• _Aim_
Copy the full set of lines exactly as given.

start Data for this exercise

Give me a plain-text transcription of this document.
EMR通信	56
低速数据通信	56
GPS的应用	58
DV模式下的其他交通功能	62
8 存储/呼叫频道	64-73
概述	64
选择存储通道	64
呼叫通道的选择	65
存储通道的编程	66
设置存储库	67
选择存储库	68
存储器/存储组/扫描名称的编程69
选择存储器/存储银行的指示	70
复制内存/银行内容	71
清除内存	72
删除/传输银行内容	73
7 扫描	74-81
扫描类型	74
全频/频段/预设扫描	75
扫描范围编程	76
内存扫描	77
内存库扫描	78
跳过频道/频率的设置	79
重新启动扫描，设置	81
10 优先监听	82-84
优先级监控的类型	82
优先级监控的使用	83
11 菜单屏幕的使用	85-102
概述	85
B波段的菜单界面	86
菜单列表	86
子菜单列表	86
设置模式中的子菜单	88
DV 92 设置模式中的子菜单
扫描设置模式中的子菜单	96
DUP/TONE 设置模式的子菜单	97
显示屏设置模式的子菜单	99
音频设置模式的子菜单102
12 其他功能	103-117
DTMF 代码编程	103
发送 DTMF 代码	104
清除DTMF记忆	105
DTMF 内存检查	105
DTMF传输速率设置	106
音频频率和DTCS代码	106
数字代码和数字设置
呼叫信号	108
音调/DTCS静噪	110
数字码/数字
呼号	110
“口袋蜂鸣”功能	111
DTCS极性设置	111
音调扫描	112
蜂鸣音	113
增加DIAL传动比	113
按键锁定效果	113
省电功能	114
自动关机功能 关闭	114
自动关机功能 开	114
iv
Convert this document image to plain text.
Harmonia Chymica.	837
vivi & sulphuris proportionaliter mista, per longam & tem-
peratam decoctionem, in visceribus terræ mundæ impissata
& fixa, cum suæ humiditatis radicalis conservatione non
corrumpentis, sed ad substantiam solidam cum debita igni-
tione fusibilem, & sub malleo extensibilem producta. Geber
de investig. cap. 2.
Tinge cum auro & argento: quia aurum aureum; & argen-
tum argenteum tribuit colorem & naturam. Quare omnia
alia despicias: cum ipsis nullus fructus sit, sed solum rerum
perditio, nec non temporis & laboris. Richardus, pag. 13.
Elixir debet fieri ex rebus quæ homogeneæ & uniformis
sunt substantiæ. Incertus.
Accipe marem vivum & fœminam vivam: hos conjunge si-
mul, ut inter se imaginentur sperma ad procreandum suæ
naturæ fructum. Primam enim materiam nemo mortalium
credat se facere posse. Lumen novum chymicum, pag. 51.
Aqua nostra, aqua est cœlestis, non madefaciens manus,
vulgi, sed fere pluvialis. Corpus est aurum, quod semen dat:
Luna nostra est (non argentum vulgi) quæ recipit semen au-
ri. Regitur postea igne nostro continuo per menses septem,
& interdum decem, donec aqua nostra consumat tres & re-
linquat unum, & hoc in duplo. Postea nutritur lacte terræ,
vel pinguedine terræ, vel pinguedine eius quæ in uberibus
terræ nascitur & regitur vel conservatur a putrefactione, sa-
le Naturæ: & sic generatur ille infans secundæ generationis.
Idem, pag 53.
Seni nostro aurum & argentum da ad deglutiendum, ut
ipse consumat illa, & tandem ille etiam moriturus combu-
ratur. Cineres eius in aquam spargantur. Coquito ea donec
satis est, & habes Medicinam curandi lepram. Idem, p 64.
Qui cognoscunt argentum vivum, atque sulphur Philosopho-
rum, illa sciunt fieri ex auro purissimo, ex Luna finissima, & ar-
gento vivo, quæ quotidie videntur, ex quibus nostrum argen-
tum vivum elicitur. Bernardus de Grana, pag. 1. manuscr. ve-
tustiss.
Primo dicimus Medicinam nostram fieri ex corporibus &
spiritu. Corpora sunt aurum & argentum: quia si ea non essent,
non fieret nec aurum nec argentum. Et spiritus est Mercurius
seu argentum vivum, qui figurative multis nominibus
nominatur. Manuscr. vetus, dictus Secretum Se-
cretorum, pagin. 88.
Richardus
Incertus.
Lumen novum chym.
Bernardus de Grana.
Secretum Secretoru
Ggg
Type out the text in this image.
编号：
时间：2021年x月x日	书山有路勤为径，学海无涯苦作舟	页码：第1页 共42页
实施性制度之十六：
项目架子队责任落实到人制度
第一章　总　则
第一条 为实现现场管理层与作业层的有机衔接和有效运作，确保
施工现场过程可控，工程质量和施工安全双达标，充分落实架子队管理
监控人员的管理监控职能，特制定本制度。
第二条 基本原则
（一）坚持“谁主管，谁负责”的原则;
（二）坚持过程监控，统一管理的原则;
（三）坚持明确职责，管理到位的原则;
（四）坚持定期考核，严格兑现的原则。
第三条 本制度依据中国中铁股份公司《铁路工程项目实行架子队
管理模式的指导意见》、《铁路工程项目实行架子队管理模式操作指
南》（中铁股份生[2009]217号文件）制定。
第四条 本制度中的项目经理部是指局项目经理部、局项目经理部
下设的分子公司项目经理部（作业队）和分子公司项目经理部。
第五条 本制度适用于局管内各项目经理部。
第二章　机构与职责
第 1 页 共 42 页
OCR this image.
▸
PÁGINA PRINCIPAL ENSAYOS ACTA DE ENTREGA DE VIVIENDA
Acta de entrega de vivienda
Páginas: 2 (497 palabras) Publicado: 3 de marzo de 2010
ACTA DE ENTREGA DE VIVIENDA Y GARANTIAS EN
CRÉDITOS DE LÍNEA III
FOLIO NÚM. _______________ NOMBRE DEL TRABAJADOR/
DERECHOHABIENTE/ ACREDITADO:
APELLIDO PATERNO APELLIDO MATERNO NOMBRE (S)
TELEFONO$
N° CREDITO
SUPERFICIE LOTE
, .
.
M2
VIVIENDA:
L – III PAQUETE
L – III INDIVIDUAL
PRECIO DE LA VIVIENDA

end Data for this exercise

• _Answer to this problem_
Give me a plain-text transcription of this document.
EMR通信	56
低速数据通信	56
GPS的应用	58
DV模式下的其他交通功能	62
8 存储/呼叫频道	64-73
概述	64
选择存储通道	64
呼叫通道的选择	65
存储通道的编程	66
设置存储库	67
选择存储库	68
存储器/存储组/扫描名称的编程69
选择存储器/存储银行的指示	70
复制内存/银行内容	71
清除内存	72
删除/传输银行内容	73
7 扫描	74-81
扫描类型	74
全频/频段/预设扫描	75
扫描范围编程	76
内存扫描	77
内存库扫描	78
跳过频道/频率的设置	79
重新启动扫描，设置	81
10 优先监听	82-84
优先级监控的类型	82
优先级监控的使用	83
11 菜单屏幕的使用	85-102
概述	85
B波段的菜单界面	86
菜单列表	86
子菜单列表	86
设置模式中的子菜单	88
DV 92 设置模式中的子菜单
扫描设置模式中的子菜单	96
DUP/TONE 设置模式的子菜单	97
显示屏设置模式的子菜单	99
音频设置模式的子菜单102
12 其他功能	103-117
DTMF 代码编程	103
发送 DTMF 代码	104
清除DTMF记忆	105
DTMF 内存检查	105
DTMF传输速率设置	106
音频频率和DTCS代码	106
数字代码和数字设置
呼叫信号	108
音调/DTCS静噪	110
数字码/数字
呼号	110
“口袋蜂鸣”功能	111
DTCS极性设置	111
音调扫描	112
蜂鸣音	113
增加DIAL传动比	113
按键锁定效果	113
省电功能	114
自动关机功能 关闭	114
自动关机功能 开	114
iv
Convert this document image to plain text.
Harmonia Chymica.	837
vivi & sulphuris proportionaliter mista, per longam & tem-
peratam decoctionem, in visceribus terræ mundæ impissata
& fixa, cum suæ humiditatis radicalis conservatione non
corrumpentis, sed ad substantiam solidam cum debita igni-
tione fusibilem, & sub malleo extensibilem producta. Geber
de investig. cap. 2.
Tinge cum auro & argento: quia aurum aureum; & argen-
tum argenteum tribuit colorem & naturam. Quare omnia
alia despicias: cum ipsis nullus fructus sit, sed solum rerum
perditio, nec non temporis & laboris. Richardus, pag. 13.
Elixir debet fieri ex rebus quæ homogeneæ & uniformis
sunt substantiæ. Incertus.
Accipe marem vivum & fœminam vivam: hos conjunge si-
mul, ut inter se imaginentur sperma ad procreandum suæ
naturæ fructum. Primam enim materiam nemo mortalium
credat se facere posse. Lumen novum chymicum, pag. 51.
Aqua nostra, aqua est cœlestis, non madefaciens manus,
vulgi, sed fere pluvialis. Corpus est aurum, quod semen dat:
Luna nostra est (non argentum vulgi) quæ recipit semen au-
ri. Regitur postea igne nostro continuo per menses septem,
& interdum decem, donec aqua nostra consumat tres & re-
linquat unum, & hoc in duplo. Postea nutritur lacte terræ,
vel pinguedine terræ, vel pinguedine eius quæ in uberibus
terræ nascitur & regitur vel conservatur a putrefactione, sa-
le Naturæ: & sic generatur ille infans secundæ generationis.
Idem, pag 53.
Seni nostro aurum & argentum da ad deglutiendum, ut
ipse consumat illa, & tandem ille etiam moriturus combu-
ratur. Cineres eius in aquam spargantur. Coquito ea donec
satis est, & habes Medicinam curandi lepram. Idem, p 64.
Qui cognoscunt argentum vivum, atque sulphur Philosopho-
rum, illa sciunt fieri ex auro purissimo, ex Luna finissima, & ar-
gento vivo, quæ quotidie videntur, ex quibus nostrum argen-
tum vivum elicitur. Bernardus de Grana, pag. 1. manuscr. ve-
tustiss.
Primo dicimus Medicinam nostram fieri ex corporibus &
spiritu. Corpora sunt aurum & argentum: quia si ea non essent,
non fieret nec aurum nec argentum. Et spiritus est Mercurius
seu argentum vivum, qui figurative multis nominibus
nominatur. Manuscr. vetus, dictus Secretum Se-
cretorum, pagin. 88.
Richardus
Incertus.
Lumen novum chym.
Bernardus de Grana.
Secretum Secretoru
Ggg
Type out the text in this image.
编号：
时间：2021年x月x日	书山有路勤为径，学海无涯苦作舟	页码：第1页 共42页
实施性制度之十六：
项目架子队责任落实到人制度
第一章　总　则
第一条 为实现现场管理层与作业层的有机衔接和有效运作，确保
施工现场过程可控，工程质量和施工安全双达标，充分落实架子队管理
监控人员的管理监控职能，特制定本制度。
第二条 基本原则
（一）坚持“谁主管，谁负责”的原则;
（二）坚持过程监控，统一管理的原则;
（三）坚持明确职责，管理到位的原则;
（四）坚持定期考核，严格兑现的原则。
第三条 本制度依据中国中铁股份公司《铁路工程项目实行架子队
管理模式的指导意见》、《铁路工程项目实行架子队管理模式操作指
南》（中铁股份生[2009]217号文件）制定。
第四条 本制度中的项目经理部是指局项目经理部、局项目经理部
下设的分子公司项目经理部（作业队）和分子公司项目经理部。
第五条 本制度适用于局管内各项目经理部。
第二章　机构与职责
第 1 页 共 42 页
OCR this image.
▸
PÁGINA PRINCIPAL ENSAYOS ACTA DE ENTREGA DE VIVIENDA
Acta de entrega de vivienda
Páginas: 2 (497 palabras) Publicado: 3 de marzo de 2010
ACTA DE ENTREGA DE VIVIENDA Y GARANTIAS EN
CRÉDITOS DE LÍNEA III
FOLIO NÚM. _______________ NOMBRE DEL TRABAJADOR/
DERECHOHABIENTE/ ACREDITADO:
APELLIDO PATERNO APELLIDO MATERNO NOMBRE (S)
TELEFONO$
N° CREDITO
SUPERFICIE LOTE
, .
.
M2
VIVIENDA:
L – III PAQUETE
L – III INDIVIDUAL
PRECIO DE LA VIVIENDA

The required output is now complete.